The records below hold pictures; please leave those out and retype the rest exactly.

****

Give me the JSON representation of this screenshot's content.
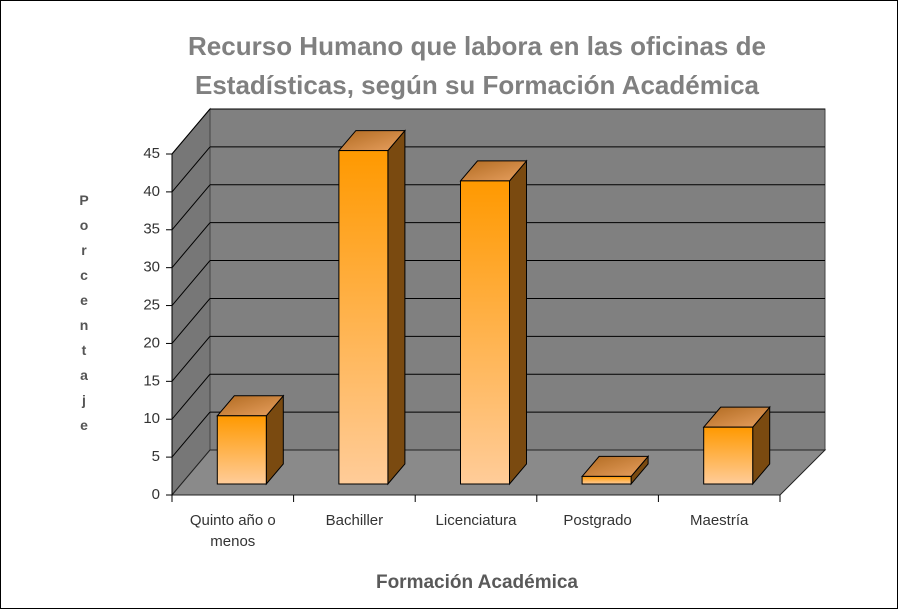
{
  "chart_data": {
    "type": "bar3d",
    "title": [
      "Recurso Humano que labora en las oficinas de",
      "Estadísticas, según su Formación Académica"
    ],
    "x_label": "Formación Académica",
    "y_label": "Porcentaje",
    "categories": [
      "Quinto año o menos",
      "Bachiller",
      "Licenciatura",
      "Postgrado",
      "Maestría"
    ],
    "values": [
      9,
      44,
      40,
      1,
      7.5
    ],
    "color": "#ff9900",
    "ylim": [
      0,
      45
    ],
    "yticks": [
      0,
      5,
      10,
      15,
      20,
      25,
      30,
      35,
      40,
      45
    ],
    "grid": true
  }
}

****

*The output*.
Give me the JSON representation of this screenshot's content.
{
  "chart_data": {
    "type": "bar3d",
    "title": [
      "Recurso Humano que labora en las oficinas de",
      "Estadísticas, según su Formación Académica"
    ],
    "x_label": "Formación Académica",
    "y_label": "Porcentaje",
    "categories": [
      "Quinto año o menos",
      "Bachiller",
      "Licenciatura",
      "Postgrado",
      "Maestría"
    ],
    "values": [
      9,
      44,
      40,
      1,
      7.5
    ],
    "color": "#ff9900",
    "ylim": [
      0,
      45
    ],
    "yticks": [
      0,
      5,
      10,
      15,
      20,
      25,
      30,
      35,
      40,
      45
    ],
    "grid": true
  }
}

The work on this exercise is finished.